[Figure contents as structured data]
-- begin --
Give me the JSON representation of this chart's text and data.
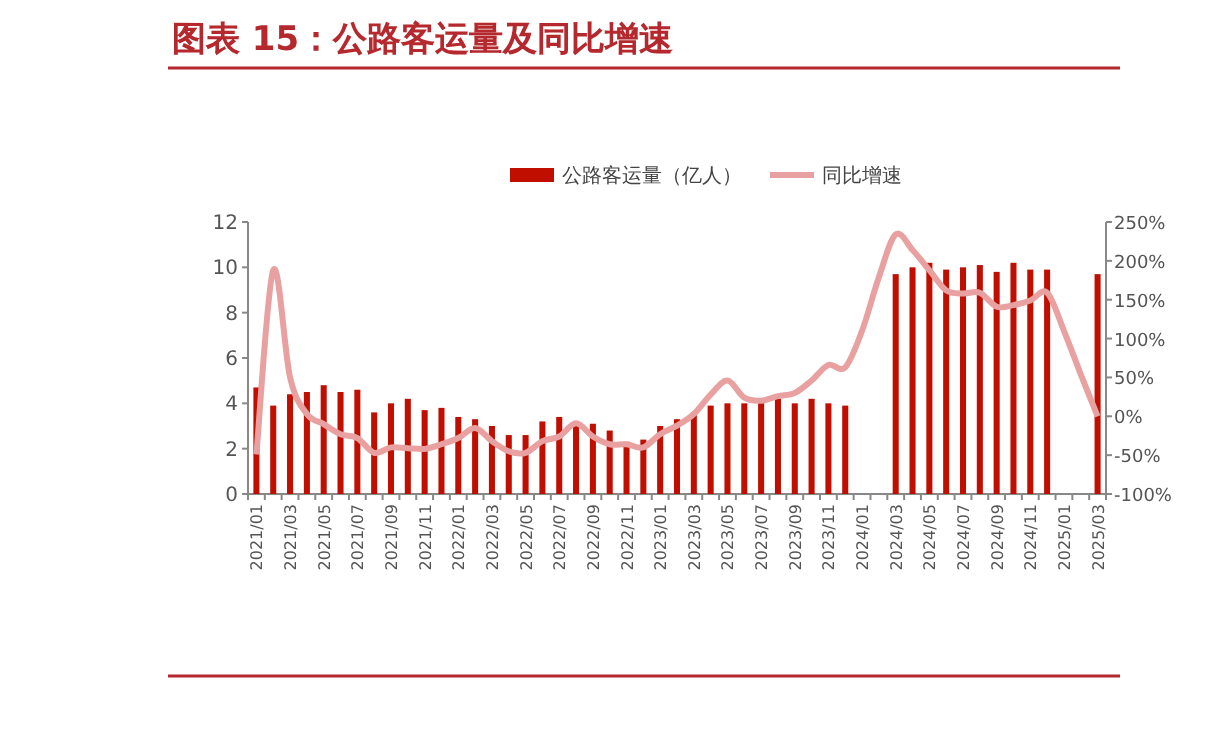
{
  "chart_data": {
    "type": "bar",
    "title": "图表 15：公路客运量及同比增速",
    "categories": [
      "2021/01",
      null,
      "2021/03",
      null,
      "2021/05",
      null,
      "2021/07",
      null,
      "2021/09",
      null,
      "2021/11",
      null,
      "2022/01",
      null,
      "2022/03",
      null,
      "2022/05",
      null,
      "2022/07",
      null,
      "2022/09",
      null,
      "2022/11",
      null,
      "2023/01",
      null,
      "2023/03",
      null,
      "2023/05",
      null,
      "2023/07",
      null,
      "2023/09",
      null,
      "2023/11",
      null,
      "2024/01",
      null,
      "2024/03",
      null,
      "2024/05",
      null,
      "2024/07",
      null,
      "2024/09",
      null,
      "2024/11",
      null,
      "2025/01",
      null,
      "2025/03"
    ],
    "series": [
      {
        "name": "公路客运量（亿人）",
        "color": "#c00f00",
        "values": [
          4.7,
          3.9,
          4.4,
          4.5,
          4.8,
          4.5,
          4.6,
          3.6,
          4.0,
          4.2,
          3.7,
          3.8,
          3.4,
          3.3,
          3.0,
          2.6,
          2.6,
          3.2,
          3.4,
          3.1,
          3.1,
          2.8,
          2.3,
          2.4,
          3.0,
          3.3,
          3.6,
          3.9,
          4.0,
          4.0,
          4.1,
          4.2,
          4.0,
          4.2,
          4.0,
          3.9,
          null,
          null,
          9.7,
          10.0,
          10.2,
          9.9,
          10.0,
          10.1,
          9.8,
          10.2,
          9.9,
          9.9,
          null,
          null,
          9.7
        ]
      },
      {
        "name": "同比增速",
        "type": "line",
        "axis": "y2",
        "color": "#e8a0a0",
        "values": [
          -49,
          188,
          50,
          3,
          -10,
          -23,
          -28,
          -47,
          -40,
          -41,
          -42,
          -36,
          -28,
          -15,
          -32,
          -45,
          -47,
          -32,
          -26,
          -9,
          -26,
          -36,
          -36,
          -40,
          -23,
          -12,
          3,
          28,
          46,
          24,
          20,
          26,
          30,
          46,
          66,
          63,
          110,
          179,
          234,
          214,
          188,
          162,
          158,
          159,
          141,
          143,
          149,
          159,
          110,
          54,
          0
        ]
      }
    ],
    "ylim": [
      0,
      12
    ],
    "yticks": [
      0,
      2,
      4,
      6,
      8,
      10,
      12
    ],
    "y2lim": [
      -100,
      250
    ],
    "y2ticks": [
      {
        "value": -100,
        "label": "-100%"
      },
      {
        "value": -50,
        "label": "-50%"
      },
      {
        "value": 0,
        "label": "0%"
      },
      {
        "value": 50,
        "label": "50%"
      },
      {
        "value": 100,
        "label": "100%"
      },
      {
        "value": 150,
        "label": "150%"
      },
      {
        "value": 200,
        "label": "200%"
      },
      {
        "value": 250,
        "label": "250%"
      }
    ],
    "grid": false,
    "legend": "top"
  }
}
-- end --
• [EXERCISE]: Copy every record above exactly, leaving out any pictures.

• [EXERCISE OUTPUT]:
Give me the JSON representation of this chart's text and data.
{
  "chart_data": {
    "type": "bar",
    "title": "图表 15：公路客运量及同比增速",
    "categories": [
      "2021/01",
      null,
      "2021/03",
      null,
      "2021/05",
      null,
      "2021/07",
      null,
      "2021/09",
      null,
      "2021/11",
      null,
      "2022/01",
      null,
      "2022/03",
      null,
      "2022/05",
      null,
      "2022/07",
      null,
      "2022/09",
      null,
      "2022/11",
      null,
      "2023/01",
      null,
      "2023/03",
      null,
      "2023/05",
      null,
      "2023/07",
      null,
      "2023/09",
      null,
      "2023/11",
      null,
      "2024/01",
      null,
      "2024/03",
      null,
      "2024/05",
      null,
      "2024/07",
      null,
      "2024/09",
      null,
      "2024/11",
      null,
      "2025/01",
      null,
      "2025/03"
    ],
    "series": [
      {
        "name": "公路客运量（亿人）",
        "color": "#c00f00",
        "values": [
          4.7,
          3.9,
          4.4,
          4.5,
          4.8,
          4.5,
          4.6,
          3.6,
          4.0,
          4.2,
          3.7,
          3.8,
          3.4,
          3.3,
          3.0,
          2.6,
          2.6,
          3.2,
          3.4,
          3.1,
          3.1,
          2.8,
          2.3,
          2.4,
          3.0,
          3.3,
          3.6,
          3.9,
          4.0,
          4.0,
          4.1,
          4.2,
          4.0,
          4.2,
          4.0,
          3.9,
          null,
          null,
          9.7,
          10.0,
          10.2,
          9.9,
          10.0,
          10.1,
          9.8,
          10.2,
          9.9,
          9.9,
          null,
          null,
          9.7
        ]
      },
      {
        "name": "同比增速",
        "type": "line",
        "axis": "y2",
        "color": "#e8a0a0",
        "values": [
          -49,
          188,
          50,
          3,
          -10,
          -23,
          -28,
          -47,
          -40,
          -41,
          -42,
          -36,
          -28,
          -15,
          -32,
          -45,
          -47,
          -32,
          -26,
          -9,
          -26,
          -36,
          -36,
          -40,
          -23,
          -12,
          3,
          28,
          46,
          24,
          20,
          26,
          30,
          46,
          66,
          63,
          110,
          179,
          234,
          214,
          188,
          162,
          158,
          159,
          141,
          143,
          149,
          159,
          110,
          54,
          0
        ]
      }
    ],
    "ylim": [
      0,
      12
    ],
    "yticks": [
      0,
      2,
      4,
      6,
      8,
      10,
      12
    ],
    "y2lim": [
      -100,
      250
    ],
    "y2ticks": [
      {
        "value": -100,
        "label": "-100%"
      },
      {
        "value": -50,
        "label": "-50%"
      },
      {
        "value": 0,
        "label": "0%"
      },
      {
        "value": 50,
        "label": "50%"
      },
      {
        "value": 100,
        "label": "100%"
      },
      {
        "value": 150,
        "label": "150%"
      },
      {
        "value": 200,
        "label": "200%"
      },
      {
        "value": 250,
        "label": "250%"
      }
    ],
    "grid": false,
    "legend": "top"
  }
}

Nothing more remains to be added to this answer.